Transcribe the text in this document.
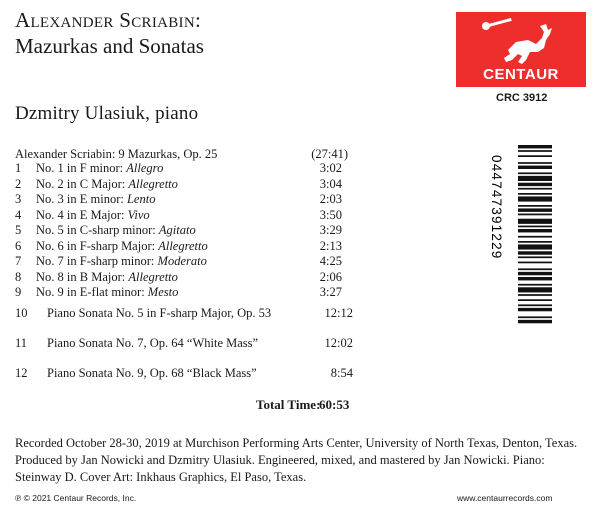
Alexander Scriabin:
Mazurkas and Sonatas
Dzmitry Ulasiuk, piano
CENTAUR
CRC 3912
Alexander Scriabin: 9 Mazurkas, Op. 25	(27:41)
1 No. 1 in F minor: Allegro	3:02
2 No. 2 in C Major: Allegretto	3:04
3 No. 3 in E minor: Lento	2:03
4 No. 4 in E Major: Vivo	3:50
5 No. 5 in C-sharp minor: Agitato	3:29
6 No. 6 in F-sharp Major: Allegretto	2:13
7 No. 7 in F-sharp minor: Moderato	4:25
8 No. 8 in B Major: Allegretto	2:06
9 No. 9 in E-flat minor: Mesto	3:27
10 Piano Sonata No. 5 in F-sharp Major, Op. 53	12:12
11 Piano Sonata No. 7, Op. 64 “White Mass”	12:02
12 Piano Sonata No. 9, Op. 68 “Black Mass”	8:54
Total Time:
60:53
Recorded October 28-30, 2019 at Murchison Performing Arts Center, University of North Texas, Denton, Texas. Produced by Jan Nowicki and Dzmitry Ulasiuk. Engineered, mixed, and mastered by Jan Nowicki. Piano: Steinway D. Cover Art: Inkhaus Graphics, El Paso, Texas.
℗ © 2021 Centaur Records, Inc.	www.centaurrecords.com
044747391229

- _CHALLENGE_
Pictures don't belong in the copy. Transcribe every record exactly as it appears.

- _IN RESPONSE_
Transcribe the text in this document.
Alexander Scriabin:
Mazurkas and Sonatas
Dzmitry Ulasiuk, piano
CENTAUR
CRC 3912
Alexander Scriabin: 9 Mazurkas, Op. 25	(27:41)
1 No. 1 in F minor: Allegro	3:02
2 No. 2 in C Major: Allegretto	3:04
3 No. 3 in E minor: Lento	2:03
4 No. 4 in E Major: Vivo	3:50
5 No. 5 in C-sharp minor: Agitato	3:29
6 No. 6 in F-sharp Major: Allegretto	2:13
7 No. 7 in F-sharp minor: Moderato	4:25
8 No. 8 in B Major: Allegretto	2:06
9 No. 9 in E-flat minor: Mesto	3:27
10 Piano Sonata No. 5 in F-sharp Major, Op. 53	12:12
11 Piano Sonata No. 7, Op. 64 “White Mass”	12:02
12 Piano Sonata No. 9, Op. 68 “Black Mass”	8:54
Total Time:
60:53
Recorded October 28-30, 2019 at Murchison Performing Arts Center, University of North Texas, Denton, Texas. Produced by Jan Nowicki and Dzmitry Ulasiuk. Engineered, mixed, and mastered by Jan Nowicki. Piano: Steinway D. Cover Art: Inkhaus Graphics, El Paso, Texas.
℗ © 2021 Centaur Records, Inc.	www.centaurrecords.com
044747391229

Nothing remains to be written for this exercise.